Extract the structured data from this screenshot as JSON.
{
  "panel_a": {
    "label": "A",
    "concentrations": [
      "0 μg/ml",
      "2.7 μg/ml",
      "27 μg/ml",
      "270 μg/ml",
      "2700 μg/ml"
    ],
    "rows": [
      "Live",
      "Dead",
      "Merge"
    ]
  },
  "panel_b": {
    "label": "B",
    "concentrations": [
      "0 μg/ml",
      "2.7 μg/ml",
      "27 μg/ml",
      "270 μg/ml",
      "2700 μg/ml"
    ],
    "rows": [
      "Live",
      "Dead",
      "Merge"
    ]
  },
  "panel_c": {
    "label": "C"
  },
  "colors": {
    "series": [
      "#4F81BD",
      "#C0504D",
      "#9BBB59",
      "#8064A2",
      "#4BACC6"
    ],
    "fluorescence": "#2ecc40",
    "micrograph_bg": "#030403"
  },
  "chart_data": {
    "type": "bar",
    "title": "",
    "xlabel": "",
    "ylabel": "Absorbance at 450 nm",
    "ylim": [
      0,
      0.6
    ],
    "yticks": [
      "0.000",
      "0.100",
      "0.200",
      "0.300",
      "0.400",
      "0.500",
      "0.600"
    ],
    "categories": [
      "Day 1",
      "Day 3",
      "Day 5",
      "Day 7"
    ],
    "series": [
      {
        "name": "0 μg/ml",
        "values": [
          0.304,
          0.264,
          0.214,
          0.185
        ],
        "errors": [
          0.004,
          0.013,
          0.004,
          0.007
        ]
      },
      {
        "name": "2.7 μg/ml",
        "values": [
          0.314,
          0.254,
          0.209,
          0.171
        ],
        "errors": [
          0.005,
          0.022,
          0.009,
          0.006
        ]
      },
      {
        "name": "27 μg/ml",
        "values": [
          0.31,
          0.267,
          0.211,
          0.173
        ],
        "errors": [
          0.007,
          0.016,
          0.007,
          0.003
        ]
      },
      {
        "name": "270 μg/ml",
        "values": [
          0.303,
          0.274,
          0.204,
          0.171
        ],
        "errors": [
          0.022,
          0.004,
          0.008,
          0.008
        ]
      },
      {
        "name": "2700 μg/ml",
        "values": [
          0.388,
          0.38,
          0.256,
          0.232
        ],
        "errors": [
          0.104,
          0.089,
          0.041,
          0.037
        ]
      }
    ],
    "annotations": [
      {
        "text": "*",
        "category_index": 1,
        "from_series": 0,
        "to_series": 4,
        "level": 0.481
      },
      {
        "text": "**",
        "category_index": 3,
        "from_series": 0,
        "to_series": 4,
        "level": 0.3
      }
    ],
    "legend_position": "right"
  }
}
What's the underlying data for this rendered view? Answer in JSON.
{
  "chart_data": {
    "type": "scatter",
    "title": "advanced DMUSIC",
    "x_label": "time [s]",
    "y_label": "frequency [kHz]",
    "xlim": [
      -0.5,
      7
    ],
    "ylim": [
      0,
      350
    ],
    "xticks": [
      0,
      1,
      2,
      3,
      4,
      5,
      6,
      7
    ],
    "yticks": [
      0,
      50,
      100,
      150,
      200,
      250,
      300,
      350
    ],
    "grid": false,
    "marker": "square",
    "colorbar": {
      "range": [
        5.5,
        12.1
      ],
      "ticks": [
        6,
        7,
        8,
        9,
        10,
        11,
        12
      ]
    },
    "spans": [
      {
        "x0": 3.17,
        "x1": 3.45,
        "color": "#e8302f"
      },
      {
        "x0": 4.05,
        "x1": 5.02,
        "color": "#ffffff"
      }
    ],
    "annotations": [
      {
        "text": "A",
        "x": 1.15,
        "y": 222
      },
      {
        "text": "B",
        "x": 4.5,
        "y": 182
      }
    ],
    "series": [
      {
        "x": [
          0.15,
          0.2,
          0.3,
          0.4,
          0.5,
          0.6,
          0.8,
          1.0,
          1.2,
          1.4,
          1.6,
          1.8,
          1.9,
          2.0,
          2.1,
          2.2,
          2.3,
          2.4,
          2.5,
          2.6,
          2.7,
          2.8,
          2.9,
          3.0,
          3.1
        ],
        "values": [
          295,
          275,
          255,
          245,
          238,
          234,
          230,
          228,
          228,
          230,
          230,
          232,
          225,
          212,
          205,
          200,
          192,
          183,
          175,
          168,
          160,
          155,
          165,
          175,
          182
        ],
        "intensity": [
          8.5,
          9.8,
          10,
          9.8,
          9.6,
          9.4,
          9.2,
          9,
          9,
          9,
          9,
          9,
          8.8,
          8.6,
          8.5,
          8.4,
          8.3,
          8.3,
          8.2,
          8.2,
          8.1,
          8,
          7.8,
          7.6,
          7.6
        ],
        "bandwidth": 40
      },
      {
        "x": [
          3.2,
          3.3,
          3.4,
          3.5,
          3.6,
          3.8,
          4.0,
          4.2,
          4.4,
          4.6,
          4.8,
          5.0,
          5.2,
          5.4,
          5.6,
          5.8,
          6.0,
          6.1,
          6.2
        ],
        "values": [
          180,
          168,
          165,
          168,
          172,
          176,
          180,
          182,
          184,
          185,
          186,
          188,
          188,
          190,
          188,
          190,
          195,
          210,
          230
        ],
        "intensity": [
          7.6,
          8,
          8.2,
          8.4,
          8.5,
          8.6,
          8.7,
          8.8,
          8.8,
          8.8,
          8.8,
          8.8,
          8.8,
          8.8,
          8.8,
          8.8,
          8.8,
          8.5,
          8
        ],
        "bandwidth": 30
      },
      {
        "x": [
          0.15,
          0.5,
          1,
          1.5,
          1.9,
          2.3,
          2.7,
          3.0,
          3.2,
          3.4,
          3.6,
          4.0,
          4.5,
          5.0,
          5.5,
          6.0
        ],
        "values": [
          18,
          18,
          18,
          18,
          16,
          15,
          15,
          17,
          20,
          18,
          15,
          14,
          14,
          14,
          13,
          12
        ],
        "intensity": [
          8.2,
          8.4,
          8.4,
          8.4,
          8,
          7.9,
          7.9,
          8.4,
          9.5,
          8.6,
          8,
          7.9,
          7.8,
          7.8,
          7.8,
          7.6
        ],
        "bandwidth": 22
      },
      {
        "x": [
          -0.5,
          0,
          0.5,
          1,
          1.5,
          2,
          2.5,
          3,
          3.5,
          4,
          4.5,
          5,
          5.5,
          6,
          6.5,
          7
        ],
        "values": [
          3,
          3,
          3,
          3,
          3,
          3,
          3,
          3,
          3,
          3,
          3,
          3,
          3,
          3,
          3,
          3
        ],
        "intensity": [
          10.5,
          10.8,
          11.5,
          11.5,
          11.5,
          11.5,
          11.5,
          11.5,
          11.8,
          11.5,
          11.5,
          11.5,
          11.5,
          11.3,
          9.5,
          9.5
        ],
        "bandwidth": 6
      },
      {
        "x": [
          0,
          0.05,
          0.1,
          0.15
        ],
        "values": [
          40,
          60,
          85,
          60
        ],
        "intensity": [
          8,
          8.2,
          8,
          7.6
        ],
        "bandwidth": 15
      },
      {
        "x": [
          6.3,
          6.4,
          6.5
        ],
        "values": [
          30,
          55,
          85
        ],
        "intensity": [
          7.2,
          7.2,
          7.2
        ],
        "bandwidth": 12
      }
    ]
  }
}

> Aim
Your task is to retype all of the records exactly.

> Result of this task
Extract the structured data from this screenshot as JSON.
{
  "panel_a": {
    "label": "A",
    "concentrations": [
      "0 μg/ml",
      "2.7 μg/ml",
      "27 μg/ml",
      "270 μg/ml",
      "2700 μg/ml"
    ],
    "rows": [
      "Live",
      "Dead",
      "Merge"
    ]
  },
  "panel_b": {
    "label": "B",
    "concentrations": [
      "0 μg/ml",
      "2.7 μg/ml",
      "27 μg/ml",
      "270 μg/ml",
      "2700 μg/ml"
    ],
    "rows": [
      "Live",
      "Dead",
      "Merge"
    ]
  },
  "panel_c": {
    "label": "C"
  },
  "colors": {
    "series": [
      "#4F81BD",
      "#C0504D",
      "#9BBB59",
      "#8064A2",
      "#4BACC6"
    ],
    "fluorescence": "#2ecc40",
    "micrograph_bg": "#030403"
  },
  "chart_data": {
    "type": "bar",
    "title": "",
    "xlabel": "",
    "ylabel": "Absorbance at 450 nm",
    "ylim": [
      0,
      0.6
    ],
    "yticks": [
      "0.000",
      "0.100",
      "0.200",
      "0.300",
      "0.400",
      "0.500",
      "0.600"
    ],
    "categories": [
      "Day 1",
      "Day 3",
      "Day 5",
      "Day 7"
    ],
    "series": [
      {
        "name": "0 μg/ml",
        "values": [
          0.304,
          0.264,
          0.214,
          0.185
        ],
        "errors": [
          0.004,
          0.013,
          0.004,
          0.007
        ]
      },
      {
        "name": "2.7 μg/ml",
        "values": [
          0.314,
          0.254,
          0.209,
          0.171
        ],
        "errors": [
          0.005,
          0.022,
          0.009,
          0.006
        ]
      },
      {
        "name": "27 μg/ml",
        "values": [
          0.31,
          0.267,
          0.211,
          0.173
        ],
        "errors": [
          0.007,
          0.016,
          0.007,
          0.003
        ]
      },
      {
        "name": "270 μg/ml",
        "values": [
          0.303,
          0.274,
          0.204,
          0.171
        ],
        "errors": [
          0.022,
          0.004,
          0.008,
          0.008
        ]
      },
      {
        "name": "2700 μg/ml",
        "values": [
          0.388,
          0.38,
          0.256,
          0.232
        ],
        "errors": [
          0.104,
          0.089,
          0.041,
          0.037
        ]
      }
    ],
    "annotations": [
      {
        "text": "*",
        "category_index": 1,
        "from_series": 0,
        "to_series": 4,
        "level": 0.481
      },
      {
        "text": "**",
        "category_index": 3,
        "from_series": 0,
        "to_series": 4,
        "level": 0.3
      }
    ],
    "legend_position": "right"
  }
}
What's the underlying data for this rendered view? Answer in JSON.
{
  "chart_data": {
    "type": "scatter",
    "title": "advanced DMUSIC",
    "x_label": "time [s]",
    "y_label": "frequency [kHz]",
    "xlim": [
      -0.5,
      7
    ],
    "ylim": [
      0,
      350
    ],
    "xticks": [
      0,
      1,
      2,
      3,
      4,
      5,
      6,
      7
    ],
    "yticks": [
      0,
      50,
      100,
      150,
      200,
      250,
      300,
      350
    ],
    "grid": false,
    "marker": "square",
    "colorbar": {
      "range": [
        5.5,
        12.1
      ],
      "ticks": [
        6,
        7,
        8,
        9,
        10,
        11,
        12
      ]
    },
    "spans": [
      {
        "x0": 3.17,
        "x1": 3.45,
        "color": "#e8302f"
      },
      {
        "x0": 4.05,
        "x1": 5.02,
        "color": "#ffffff"
      }
    ],
    "annotations": [
      {
        "text": "A",
        "x": 1.15,
        "y": 222
      },
      {
        "text": "B",
        "x": 4.5,
        "y": 182
      }
    ],
    "series": [
      {
        "x": [
          0.15,
          0.2,
          0.3,
          0.4,
          0.5,
          0.6,
          0.8,
          1.0,
          1.2,
          1.4,
          1.6,
          1.8,
          1.9,
          2.0,
          2.1,
          2.2,
          2.3,
          2.4,
          2.5,
          2.6,
          2.7,
          2.8,
          2.9,
          3.0,
          3.1
        ],
        "values": [
          295,
          275,
          255,
          245,
          238,
          234,
          230,
          228,
          228,
          230,
          230,
          232,
          225,
          212,
          205,
          200,
          192,
          183,
          175,
          168,
          160,
          155,
          165,
          175,
          182
        ],
        "intensity": [
          8.5,
          9.8,
          10,
          9.8,
          9.6,
          9.4,
          9.2,
          9,
          9,
          9,
          9,
          9,
          8.8,
          8.6,
          8.5,
          8.4,
          8.3,
          8.3,
          8.2,
          8.2,
          8.1,
          8,
          7.8,
          7.6,
          7.6
        ],
        "bandwidth": 40
      },
      {
        "x": [
          3.2,
          3.3,
          3.4,
          3.5,
          3.6,
          3.8,
          4.0,
          4.2,
          4.4,
          4.6,
          4.8,
          5.0,
          5.2,
          5.4,
          5.6,
          5.8,
          6.0,
          6.1,
          6.2
        ],
        "values": [
          180,
          168,
          165,
          168,
          172,
          176,
          180,
          182,
          184,
          185,
          186,
          188,
          188,
          190,
          188,
          190,
          195,
          210,
          230
        ],
        "intensity": [
          7.6,
          8,
          8.2,
          8.4,
          8.5,
          8.6,
          8.7,
          8.8,
          8.8,
          8.8,
          8.8,
          8.8,
          8.8,
          8.8,
          8.8,
          8.8,
          8.8,
          8.5,
          8
        ],
        "bandwidth": 30
      },
      {
        "x": [
          0.15,
          0.5,
          1,
          1.5,
          1.9,
          2.3,
          2.7,
          3.0,
          3.2,
          3.4,
          3.6,
          4.0,
          4.5,
          5.0,
          5.5,
          6.0
        ],
        "values": [
          18,
          18,
          18,
          18,
          16,
          15,
          15,
          17,
          20,
          18,
          15,
          14,
          14,
          14,
          13,
          12
        ],
        "intensity": [
          8.2,
          8.4,
          8.4,
          8.4,
          8,
          7.9,
          7.9,
          8.4,
          9.5,
          8.6,
          8,
          7.9,
          7.8,
          7.8,
          7.8,
          7.6
        ],
        "bandwidth": 22
      },
      {
        "x": [
          -0.5,
          0,
          0.5,
          1,
          1.5,
          2,
          2.5,
          3,
          3.5,
          4,
          4.5,
          5,
          5.5,
          6,
          6.5,
          7
        ],
        "values": [
          3,
          3,
          3,
          3,
          3,
          3,
          3,
          3,
          3,
          3,
          3,
          3,
          3,
          3,
          3,
          3
        ],
        "intensity": [
          10.5,
          10.8,
          11.5,
          11.5,
          11.5,
          11.5,
          11.5,
          11.5,
          11.8,
          11.5,
          11.5,
          11.5,
          11.5,
          11.3,
          9.5,
          9.5
        ],
        "bandwidth": 6
      },
      {
        "x": [
          0,
          0.05,
          0.1,
          0.15
        ],
        "values": [
          40,
          60,
          85,
          60
        ],
        "intensity": [
          8,
          8.2,
          8,
          7.6
        ],
        "bandwidth": 15
      },
      {
        "x": [
          6.3,
          6.4,
          6.5
        ],
        "values": [
          30,
          55,
          85
        ],
        "intensity": [
          7.2,
          7.2,
          7.2
        ],
        "bandwidth": 12
      }
    ]
  }
}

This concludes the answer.